EXERCISE DETAILS
Find the lines holding the string "label" in the data, then copy all of them.

DATA

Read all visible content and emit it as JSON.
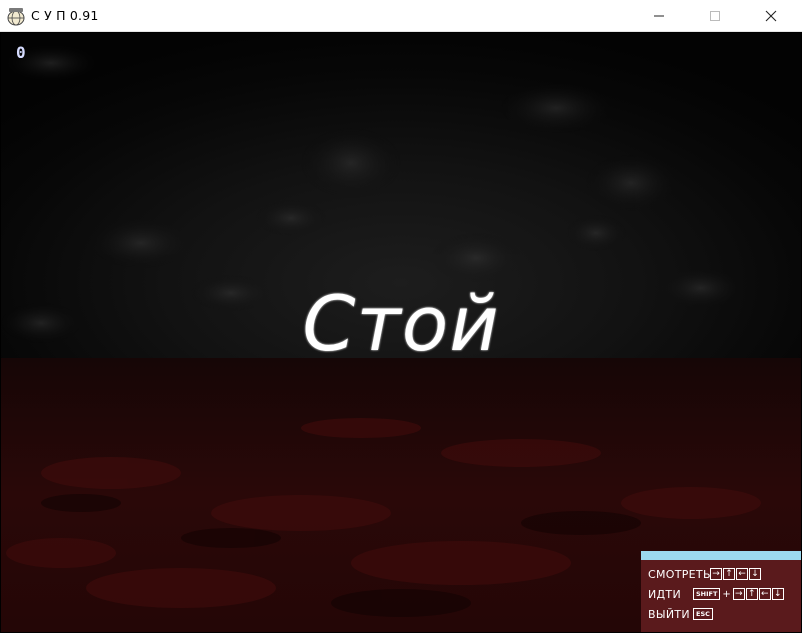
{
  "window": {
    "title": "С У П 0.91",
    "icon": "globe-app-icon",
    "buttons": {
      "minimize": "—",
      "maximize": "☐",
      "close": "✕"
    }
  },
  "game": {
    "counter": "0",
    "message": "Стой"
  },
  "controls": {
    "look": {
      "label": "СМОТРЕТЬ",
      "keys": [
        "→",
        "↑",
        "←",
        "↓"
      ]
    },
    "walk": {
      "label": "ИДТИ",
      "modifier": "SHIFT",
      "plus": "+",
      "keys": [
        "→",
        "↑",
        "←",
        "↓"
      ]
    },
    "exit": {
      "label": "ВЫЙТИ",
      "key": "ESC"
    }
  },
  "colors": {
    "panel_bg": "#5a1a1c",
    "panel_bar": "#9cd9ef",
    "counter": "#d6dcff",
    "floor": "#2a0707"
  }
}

SOLUTION FOR THIS PROBLEM
      "label": "СМОТРЕТЬ",
      "label": "ИДТИ",
      "label": "ВЫЙТИ",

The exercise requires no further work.